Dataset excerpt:
[Start]
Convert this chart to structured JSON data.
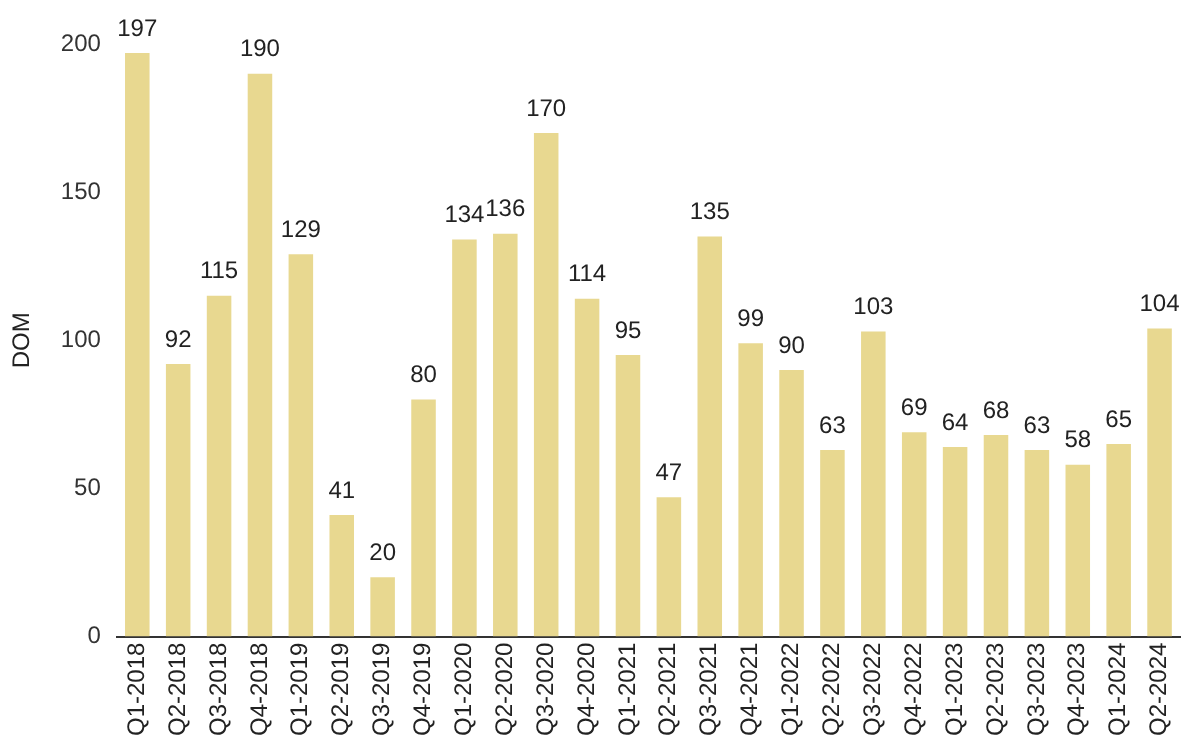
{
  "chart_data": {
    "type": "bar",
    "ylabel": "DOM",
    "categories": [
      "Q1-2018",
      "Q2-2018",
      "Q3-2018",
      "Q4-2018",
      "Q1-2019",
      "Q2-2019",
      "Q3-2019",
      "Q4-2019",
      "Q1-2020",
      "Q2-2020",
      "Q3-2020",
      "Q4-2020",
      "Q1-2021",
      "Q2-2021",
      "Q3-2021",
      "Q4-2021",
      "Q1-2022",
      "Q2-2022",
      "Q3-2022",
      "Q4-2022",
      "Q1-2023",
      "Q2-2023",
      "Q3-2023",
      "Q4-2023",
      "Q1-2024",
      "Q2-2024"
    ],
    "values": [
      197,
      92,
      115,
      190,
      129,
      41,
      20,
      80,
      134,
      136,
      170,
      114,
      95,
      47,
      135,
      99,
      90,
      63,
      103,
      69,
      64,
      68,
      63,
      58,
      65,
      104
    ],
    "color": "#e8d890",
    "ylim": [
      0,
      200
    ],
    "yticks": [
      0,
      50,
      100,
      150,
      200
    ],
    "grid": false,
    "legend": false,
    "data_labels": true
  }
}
[End]
[Start]
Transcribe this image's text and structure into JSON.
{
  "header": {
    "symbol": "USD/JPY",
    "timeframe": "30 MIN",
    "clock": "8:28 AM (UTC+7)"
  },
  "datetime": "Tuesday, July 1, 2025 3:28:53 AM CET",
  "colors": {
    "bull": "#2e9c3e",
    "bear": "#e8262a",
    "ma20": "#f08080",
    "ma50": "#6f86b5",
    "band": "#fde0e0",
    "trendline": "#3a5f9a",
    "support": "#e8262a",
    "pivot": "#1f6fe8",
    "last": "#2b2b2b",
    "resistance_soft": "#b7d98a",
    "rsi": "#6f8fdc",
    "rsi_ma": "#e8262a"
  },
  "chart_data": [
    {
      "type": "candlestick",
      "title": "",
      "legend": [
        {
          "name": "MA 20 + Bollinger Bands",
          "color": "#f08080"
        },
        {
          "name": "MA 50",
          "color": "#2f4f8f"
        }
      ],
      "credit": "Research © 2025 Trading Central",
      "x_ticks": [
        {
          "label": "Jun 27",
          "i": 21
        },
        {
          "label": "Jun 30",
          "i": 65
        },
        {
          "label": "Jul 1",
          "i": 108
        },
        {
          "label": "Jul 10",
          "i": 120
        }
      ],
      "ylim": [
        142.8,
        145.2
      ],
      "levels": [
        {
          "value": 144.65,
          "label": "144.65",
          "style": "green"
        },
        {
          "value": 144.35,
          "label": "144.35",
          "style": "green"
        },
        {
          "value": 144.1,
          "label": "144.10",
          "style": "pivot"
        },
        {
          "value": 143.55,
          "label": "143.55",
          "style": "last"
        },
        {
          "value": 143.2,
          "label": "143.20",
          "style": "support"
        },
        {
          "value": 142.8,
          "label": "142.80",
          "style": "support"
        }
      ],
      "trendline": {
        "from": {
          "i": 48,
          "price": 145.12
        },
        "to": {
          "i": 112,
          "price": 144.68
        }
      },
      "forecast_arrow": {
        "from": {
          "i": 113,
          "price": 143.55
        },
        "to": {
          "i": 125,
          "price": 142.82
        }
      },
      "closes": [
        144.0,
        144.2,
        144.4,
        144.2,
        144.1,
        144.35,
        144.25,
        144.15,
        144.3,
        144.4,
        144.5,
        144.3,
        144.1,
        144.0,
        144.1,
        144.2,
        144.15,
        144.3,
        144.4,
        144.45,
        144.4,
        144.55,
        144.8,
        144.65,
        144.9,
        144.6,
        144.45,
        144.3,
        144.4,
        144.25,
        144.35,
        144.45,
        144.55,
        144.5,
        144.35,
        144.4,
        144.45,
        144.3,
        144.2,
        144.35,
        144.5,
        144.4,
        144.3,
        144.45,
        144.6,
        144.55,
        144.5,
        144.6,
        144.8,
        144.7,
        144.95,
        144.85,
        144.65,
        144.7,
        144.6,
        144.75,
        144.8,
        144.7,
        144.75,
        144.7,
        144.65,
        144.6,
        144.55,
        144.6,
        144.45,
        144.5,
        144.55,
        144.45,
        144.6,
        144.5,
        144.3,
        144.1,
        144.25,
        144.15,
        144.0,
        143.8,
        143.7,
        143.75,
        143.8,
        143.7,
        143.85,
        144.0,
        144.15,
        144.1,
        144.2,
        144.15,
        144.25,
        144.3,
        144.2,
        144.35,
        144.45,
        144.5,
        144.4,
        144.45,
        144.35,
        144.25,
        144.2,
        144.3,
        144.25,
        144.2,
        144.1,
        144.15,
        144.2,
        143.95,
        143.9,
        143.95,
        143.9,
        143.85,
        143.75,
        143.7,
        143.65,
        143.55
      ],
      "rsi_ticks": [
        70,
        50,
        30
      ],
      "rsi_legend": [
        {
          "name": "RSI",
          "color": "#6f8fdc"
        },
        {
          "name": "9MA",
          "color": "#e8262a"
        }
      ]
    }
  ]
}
[End]
- REQUIRED WORK: Keep only those lines of the records that hold "JSON", and return them.

- RESULT OF THE EXERCISE:
Convert this chart to structured JSON data.
Transcribe this image's text and structure into JSON.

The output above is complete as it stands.